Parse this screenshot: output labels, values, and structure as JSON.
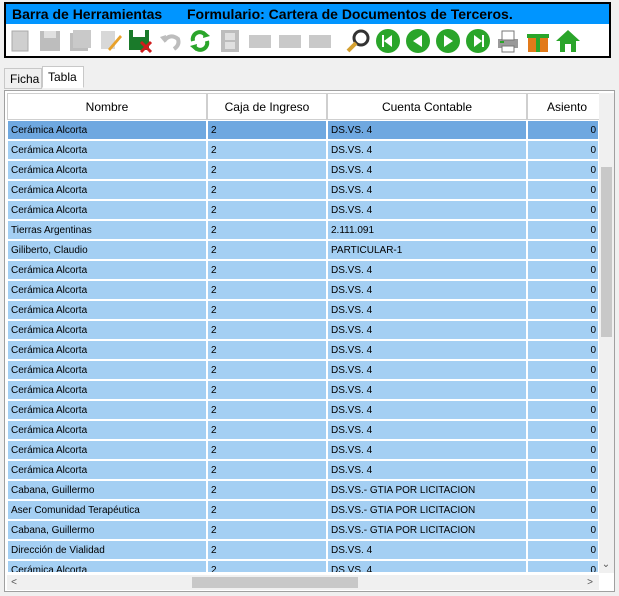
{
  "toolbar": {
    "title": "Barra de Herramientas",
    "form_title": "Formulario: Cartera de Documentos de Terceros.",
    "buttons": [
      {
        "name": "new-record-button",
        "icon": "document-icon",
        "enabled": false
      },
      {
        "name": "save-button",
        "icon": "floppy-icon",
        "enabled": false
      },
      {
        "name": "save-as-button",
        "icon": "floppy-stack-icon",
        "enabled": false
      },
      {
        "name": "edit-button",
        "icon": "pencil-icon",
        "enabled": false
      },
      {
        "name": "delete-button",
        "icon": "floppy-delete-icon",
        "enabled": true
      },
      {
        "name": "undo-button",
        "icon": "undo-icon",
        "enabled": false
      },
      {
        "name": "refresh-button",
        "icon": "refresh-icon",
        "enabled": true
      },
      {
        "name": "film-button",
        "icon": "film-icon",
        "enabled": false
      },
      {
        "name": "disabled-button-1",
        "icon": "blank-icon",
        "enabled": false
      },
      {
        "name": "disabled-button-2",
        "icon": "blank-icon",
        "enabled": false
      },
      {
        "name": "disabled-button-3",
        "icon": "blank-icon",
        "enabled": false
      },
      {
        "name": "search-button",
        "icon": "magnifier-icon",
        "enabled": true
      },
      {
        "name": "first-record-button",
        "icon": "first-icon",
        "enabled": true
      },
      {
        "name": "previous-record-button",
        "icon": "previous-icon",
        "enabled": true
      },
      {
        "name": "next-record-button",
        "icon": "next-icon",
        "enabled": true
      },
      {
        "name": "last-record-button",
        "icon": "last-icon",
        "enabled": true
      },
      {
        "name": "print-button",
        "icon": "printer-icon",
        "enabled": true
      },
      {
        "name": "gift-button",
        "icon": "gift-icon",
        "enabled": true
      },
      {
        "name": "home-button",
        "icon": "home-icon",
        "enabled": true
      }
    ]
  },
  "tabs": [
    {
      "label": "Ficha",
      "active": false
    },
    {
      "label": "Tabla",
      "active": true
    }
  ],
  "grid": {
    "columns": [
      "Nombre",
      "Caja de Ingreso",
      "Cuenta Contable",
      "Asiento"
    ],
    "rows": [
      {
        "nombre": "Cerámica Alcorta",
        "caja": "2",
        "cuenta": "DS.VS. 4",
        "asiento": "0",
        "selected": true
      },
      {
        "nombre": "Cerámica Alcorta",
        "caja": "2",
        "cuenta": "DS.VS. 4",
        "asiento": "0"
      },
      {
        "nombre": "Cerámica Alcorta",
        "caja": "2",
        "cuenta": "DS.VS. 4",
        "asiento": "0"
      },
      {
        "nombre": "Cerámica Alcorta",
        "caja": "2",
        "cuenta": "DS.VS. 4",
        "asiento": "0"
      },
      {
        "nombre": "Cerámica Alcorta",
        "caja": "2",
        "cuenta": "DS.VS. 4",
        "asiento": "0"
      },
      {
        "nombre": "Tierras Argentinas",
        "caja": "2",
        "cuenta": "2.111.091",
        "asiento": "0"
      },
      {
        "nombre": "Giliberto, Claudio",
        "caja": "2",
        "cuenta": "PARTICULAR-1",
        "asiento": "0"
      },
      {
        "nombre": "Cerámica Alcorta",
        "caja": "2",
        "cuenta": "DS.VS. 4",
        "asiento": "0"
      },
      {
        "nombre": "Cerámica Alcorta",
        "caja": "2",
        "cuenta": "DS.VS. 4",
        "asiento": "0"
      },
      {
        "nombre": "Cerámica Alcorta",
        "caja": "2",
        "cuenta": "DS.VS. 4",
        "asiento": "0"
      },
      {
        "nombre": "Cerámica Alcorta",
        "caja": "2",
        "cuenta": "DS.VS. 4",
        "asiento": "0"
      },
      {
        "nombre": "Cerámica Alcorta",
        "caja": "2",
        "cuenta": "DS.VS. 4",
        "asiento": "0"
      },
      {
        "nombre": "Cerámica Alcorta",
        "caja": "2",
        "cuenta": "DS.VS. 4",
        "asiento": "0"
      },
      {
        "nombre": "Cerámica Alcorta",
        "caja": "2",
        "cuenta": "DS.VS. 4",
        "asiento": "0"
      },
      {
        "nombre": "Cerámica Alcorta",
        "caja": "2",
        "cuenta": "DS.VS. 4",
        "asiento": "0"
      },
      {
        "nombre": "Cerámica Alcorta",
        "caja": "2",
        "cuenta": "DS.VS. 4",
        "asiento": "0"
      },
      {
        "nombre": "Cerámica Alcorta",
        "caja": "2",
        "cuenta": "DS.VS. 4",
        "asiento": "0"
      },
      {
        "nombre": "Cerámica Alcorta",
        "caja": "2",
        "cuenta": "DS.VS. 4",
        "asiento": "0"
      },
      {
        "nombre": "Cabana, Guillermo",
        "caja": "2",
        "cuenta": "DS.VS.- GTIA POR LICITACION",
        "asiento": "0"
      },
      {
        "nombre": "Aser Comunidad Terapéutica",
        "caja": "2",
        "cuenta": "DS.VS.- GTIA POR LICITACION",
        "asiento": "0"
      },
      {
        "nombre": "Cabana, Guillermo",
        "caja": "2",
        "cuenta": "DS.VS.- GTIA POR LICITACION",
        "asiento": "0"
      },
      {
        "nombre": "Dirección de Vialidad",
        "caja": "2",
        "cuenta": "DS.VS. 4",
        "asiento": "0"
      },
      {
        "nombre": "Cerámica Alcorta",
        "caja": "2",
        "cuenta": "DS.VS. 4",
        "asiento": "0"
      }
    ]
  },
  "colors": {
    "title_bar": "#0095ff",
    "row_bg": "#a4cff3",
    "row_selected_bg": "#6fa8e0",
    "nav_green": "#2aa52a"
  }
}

---

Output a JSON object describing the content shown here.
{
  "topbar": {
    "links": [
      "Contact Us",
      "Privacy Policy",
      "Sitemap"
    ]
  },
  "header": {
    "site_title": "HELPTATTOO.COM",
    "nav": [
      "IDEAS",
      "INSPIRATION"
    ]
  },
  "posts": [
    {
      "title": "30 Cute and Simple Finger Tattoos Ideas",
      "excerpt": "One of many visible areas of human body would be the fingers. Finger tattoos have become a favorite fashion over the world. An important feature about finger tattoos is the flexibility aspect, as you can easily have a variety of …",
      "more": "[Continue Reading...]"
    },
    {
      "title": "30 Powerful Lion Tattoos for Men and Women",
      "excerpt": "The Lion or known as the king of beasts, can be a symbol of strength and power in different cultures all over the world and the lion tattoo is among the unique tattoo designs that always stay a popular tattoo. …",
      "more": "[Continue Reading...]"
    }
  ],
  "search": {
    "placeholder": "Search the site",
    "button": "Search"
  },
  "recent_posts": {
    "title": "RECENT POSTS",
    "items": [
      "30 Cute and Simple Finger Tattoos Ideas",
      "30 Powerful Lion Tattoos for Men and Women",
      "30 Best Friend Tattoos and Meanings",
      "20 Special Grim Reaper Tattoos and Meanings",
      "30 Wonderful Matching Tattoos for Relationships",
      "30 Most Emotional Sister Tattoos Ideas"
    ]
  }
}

## Instructions for the task
Locate the string "Simple" in the listing above and copy every line where it occurs.

## Output for this exercise
      "title": "30 Cute and Simple Finger Tattoos Ideas",
      "30 Cute and Simple Finger Tattoos Ideas",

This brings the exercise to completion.